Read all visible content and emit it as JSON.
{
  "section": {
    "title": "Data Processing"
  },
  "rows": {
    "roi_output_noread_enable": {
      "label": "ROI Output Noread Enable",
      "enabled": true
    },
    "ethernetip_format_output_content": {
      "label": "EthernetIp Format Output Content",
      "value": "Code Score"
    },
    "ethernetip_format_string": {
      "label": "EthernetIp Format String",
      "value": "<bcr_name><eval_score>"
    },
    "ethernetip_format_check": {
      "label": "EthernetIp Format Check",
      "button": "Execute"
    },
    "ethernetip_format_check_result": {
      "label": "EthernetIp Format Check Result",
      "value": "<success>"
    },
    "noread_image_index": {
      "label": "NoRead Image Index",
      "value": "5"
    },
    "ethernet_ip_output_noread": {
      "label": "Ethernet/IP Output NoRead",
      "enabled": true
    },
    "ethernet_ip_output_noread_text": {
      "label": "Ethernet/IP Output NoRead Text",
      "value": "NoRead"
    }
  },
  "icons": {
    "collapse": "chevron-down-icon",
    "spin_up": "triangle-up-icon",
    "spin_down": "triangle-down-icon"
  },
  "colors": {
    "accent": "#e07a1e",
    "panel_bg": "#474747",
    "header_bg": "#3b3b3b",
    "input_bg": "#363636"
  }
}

■ **Short exercise**: Each line above must be reproduced exactly as it stands.

■ **Solution to this problem**:
Read all visible content and emit it as JSON.
{
  "section": {
    "title": "Data Processing"
  },
  "rows": {
    "roi_output_noread_enable": {
      "label": "ROI Output Noread Enable",
      "enabled": true
    },
    "ethernetip_format_output_content": {
      "label": "EthernetIp Format Output Content",
      "value": "Code Score"
    },
    "ethernetip_format_string": {
      "label": "EthernetIp Format String",
      "value": "<bcr_name><eval_score>"
    },
    "ethernetip_format_check": {
      "label": "EthernetIp Format Check",
      "button": "Execute"
    },
    "ethernetip_format_check_result": {
      "label": "EthernetIp Format Check Result",
      "value": "<success>"
    },
    "noread_image_index": {
      "label": "NoRead Image Index",
      "value": "5"
    },
    "ethernet_ip_output_noread": {
      "label": "Ethernet/IP Output NoRead",
      "enabled": true
    },
    "ethernet_ip_output_noread_text": {
      "label": "Ethernet/IP Output NoRead Text",
      "value": "NoRead"
    }
  },
  "icons": {
    "collapse": "chevron-down-icon",
    "spin_up": "triangle-up-icon",
    "spin_down": "triangle-down-icon"
  },
  "colors": {
    "accent": "#e07a1e",
    "panel_bg": "#474747",
    "header_bg": "#3b3b3b",
    "input_bg": "#363636"
  }
}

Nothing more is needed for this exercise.